Strip the pictures and reproduce the rest of the listing exactly.
----------
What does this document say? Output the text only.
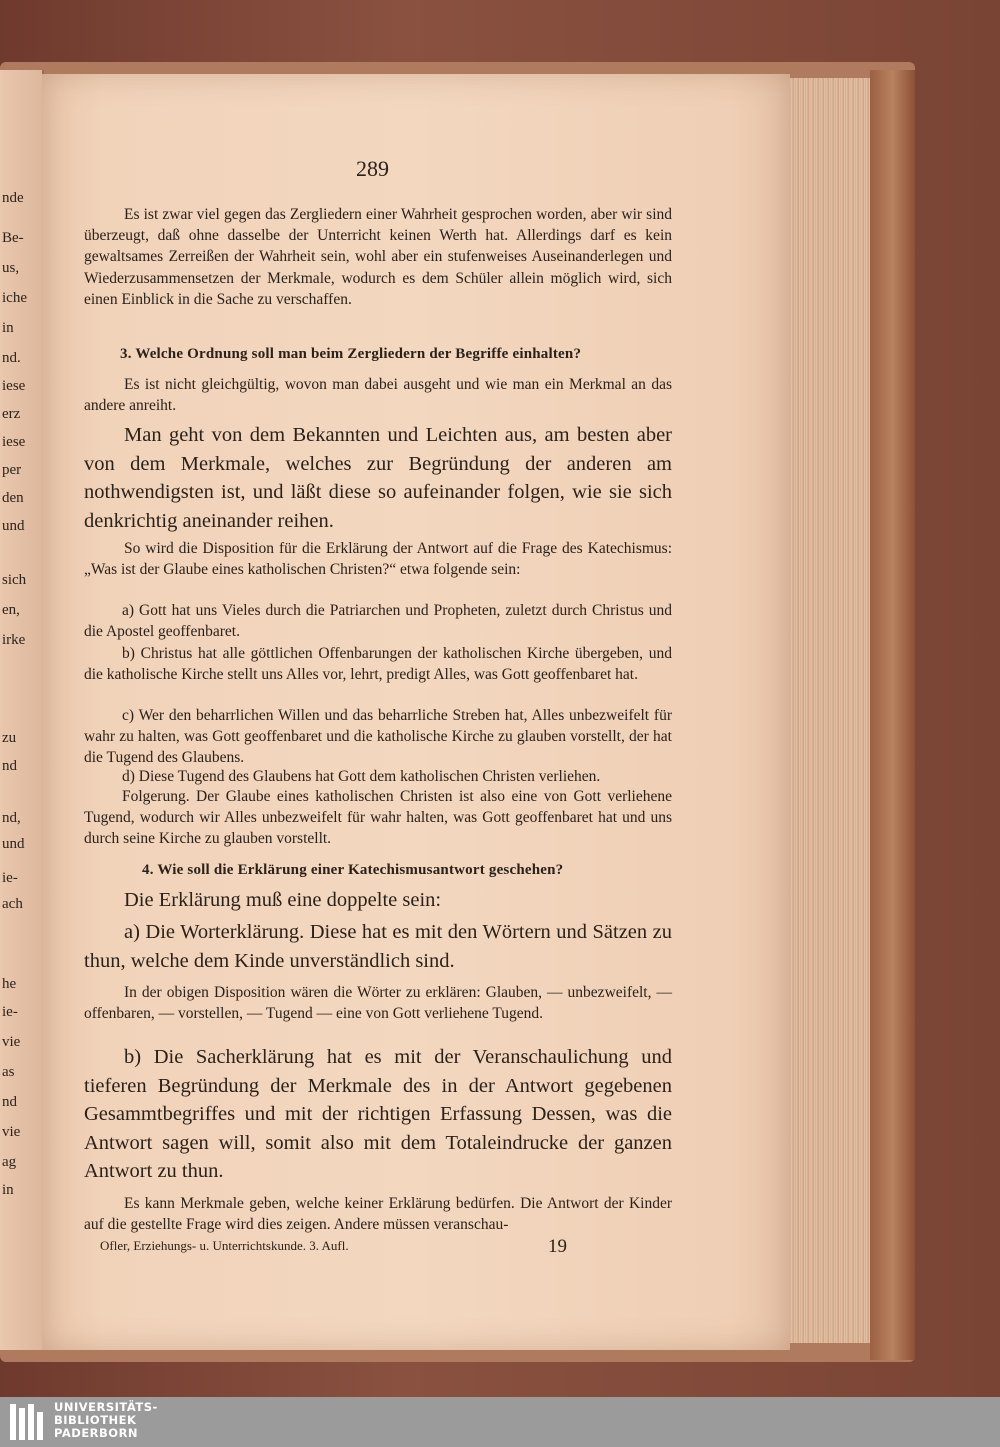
nde
Be-
us,
iche
in
nd.
iese
erz
iese
per
den
und
sich
en,
irke
zu
nd
nd,
und
ie-
ach
he
ie-
vie
as
nd
vie
ag
in
289
Es ist zwar viel gegen das Zergliedern einer Wahrheit gesprochen worden, aber wir sind überzeugt, daß ohne dasselbe der Unterricht keinen Werth hat. Allerdings darf es kein gewaltsames Zerreißen der Wahrheit sein, wohl aber ein stufenweises Auseinanderlegen und Wiederzusammensetzen der Merkmale, wodurch es dem Schüler allein möglich wird, sich einen Einblick in die Sache zu verschaffen.
3. Welche Ordnung soll man beim Zergliedern der Begriffe einhalten?
Es ist nicht gleichgültig, wovon man dabei ausgeht und wie man ein Merkmal an das andere anreiht.
Man geht von dem Bekannten und Leichten aus, am besten aber von dem Merkmale, welches zur Begründung der anderen am nothwendigsten ist, und läßt diese so aufeinander folgen, wie sie sich denkrichtig aneinander reihen.
So wird die Disposition für die Erklärung der Antwort auf die Frage des Katechismus: „Was ist der Glaube eines katholischen Christen?“ etwa folgende sein:
a) Gott hat uns Vieles durch die Patriarchen und Propheten, zuletzt durch Christus und die Apostel geoffenbaret.
b) Christus hat alle göttlichen Offenbarungen der katholischen Kirche übergeben, und die katholische Kirche stellt uns Alles vor, lehrt, predigt Alles, was Gott geoffenbaret hat.
c) Wer den beharrlichen Willen und das beharrliche Streben hat, Alles unbezweifelt für wahr zu halten, was Gott geoffenbaret und die katholische Kirche zu glauben vorstellt, der hat die Tugend des Glaubens.
d) Diese Tugend des Glaubens hat Gott dem katholischen Christen verliehen.
Folgerung. Der Glaube eines katholischen Christen ist also eine von Gott verliehene Tugend, wodurch wir Alles unbezweifelt für wahr halten, was Gott geoffenbaret hat und uns durch seine Kirche zu glauben vorstellt.
4. Wie soll die Erklärung einer Katechismusantwort geschehen?
Die Erklärung muß eine doppelte sein:
a) Die Worterklärung. Diese hat es mit den Wörtern und Sätzen zu thun, welche dem Kinde unverständlich sind.
In der obigen Disposition wären die Wörter zu erklären: Glauben, — unbezweifelt, — offenbaren, — vorstellen, — Tugend — eine von Gott verliehene Tugend.
b) Die Sacherklärung hat es mit der Veranschaulichung und tieferen Begründung der Merkmale des in der Antwort gegebenen Gesammtbegriffes und mit der richtigen Erfassung Dessen, was die Antwort sagen will, somit also mit dem Totaleindrucke der ganzen Antwort zu thun.
Es kann Merkmale geben, welche keiner Erklärung bedürfen. Die Antwort der Kinder auf die gestellte Frage wird dies zeigen. Andere müssen veranschau-
Ofler, Erziehungs- u. Unterrichtskunde. 3. Aufl.	19
UNIVERSITÄTS-
BIBLIOTHEK
PADERBORN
----------
**Solution to the exercise**.
What does this document say? Output the text only.
nde
Be-
us,
iche
in
nd.
iese
erz
iese
per
den
und
sich
en,
irke
zu
nd
nd,
und
ie-
ach
he
ie-
vie
as
nd
vie
ag
in
289
Es ist zwar viel gegen das Zergliedern einer Wahrheit gesprochen worden, aber wir sind überzeugt, daß ohne dasselbe der Unterricht keinen Werth hat. Allerdings darf es kein gewaltsames Zerreißen der Wahrheit sein, wohl aber ein stufenweises Auseinanderlegen und Wiederzusammensetzen der Merkmale, wodurch es dem Schüler allein möglich wird, sich einen Einblick in die Sache zu verschaffen.
3. Welche Ordnung soll man beim Zergliedern der Begriffe einhalten?
Es ist nicht gleichgültig, wovon man dabei ausgeht und wie man ein Merkmal an das andere anreiht.
Man geht von dem Bekannten und Leichten aus, am besten aber von dem Merkmale, welches zur Begründung der anderen am nothwendigsten ist, und läßt diese so aufeinander folgen, wie sie sich denkrichtig aneinander reihen.
So wird die Disposition für die Erklärung der Antwort auf die Frage des Katechismus: „Was ist der Glaube eines katholischen Christen?“ etwa folgende sein:
a) Gott hat uns Vieles durch die Patriarchen und Propheten, zuletzt durch Christus und die Apostel geoffenbaret.
b) Christus hat alle göttlichen Offenbarungen der katholischen Kirche übergeben, und die katholische Kirche stellt uns Alles vor, lehrt, predigt Alles, was Gott geoffenbaret hat.
c) Wer den beharrlichen Willen und das beharrliche Streben hat, Alles unbezweifelt für wahr zu halten, was Gott geoffenbaret und die katholische Kirche zu glauben vorstellt, der hat die Tugend des Glaubens.
d) Diese Tugend des Glaubens hat Gott dem katholischen Christen verliehen.
Folgerung. Der Glaube eines katholischen Christen ist also eine von Gott verliehene Tugend, wodurch wir Alles unbezweifelt für wahr halten, was Gott geoffenbaret hat und uns durch seine Kirche zu glauben vorstellt.
4. Wie soll die Erklärung einer Katechismusantwort geschehen?
Die Erklärung muß eine doppelte sein:
a) Die Worterklärung. Diese hat es mit den Wörtern und Sätzen zu thun, welche dem Kinde unverständlich sind.
In der obigen Disposition wären die Wörter zu erklären: Glauben, — unbezweifelt, — offenbaren, — vorstellen, — Tugend — eine von Gott verliehene Tugend.
b) Die Sacherklärung hat es mit der Veranschaulichung und tieferen Begründung der Merkmale des in der Antwort gegebenen Gesammtbegriffes und mit der richtigen Erfassung Dessen, was die Antwort sagen will, somit also mit dem Totaleindrucke der ganzen Antwort zu thun.
Es kann Merkmale geben, welche keiner Erklärung bedürfen. Die Antwort der Kinder auf die gestellte Frage wird dies zeigen. Andere müssen veranschau-
Ofler, Erziehungs- u. Unterrichtskunde. 3. Aufl.	19
UNIVERSITÄTS-
BIBLIOTHEK
PADERBORN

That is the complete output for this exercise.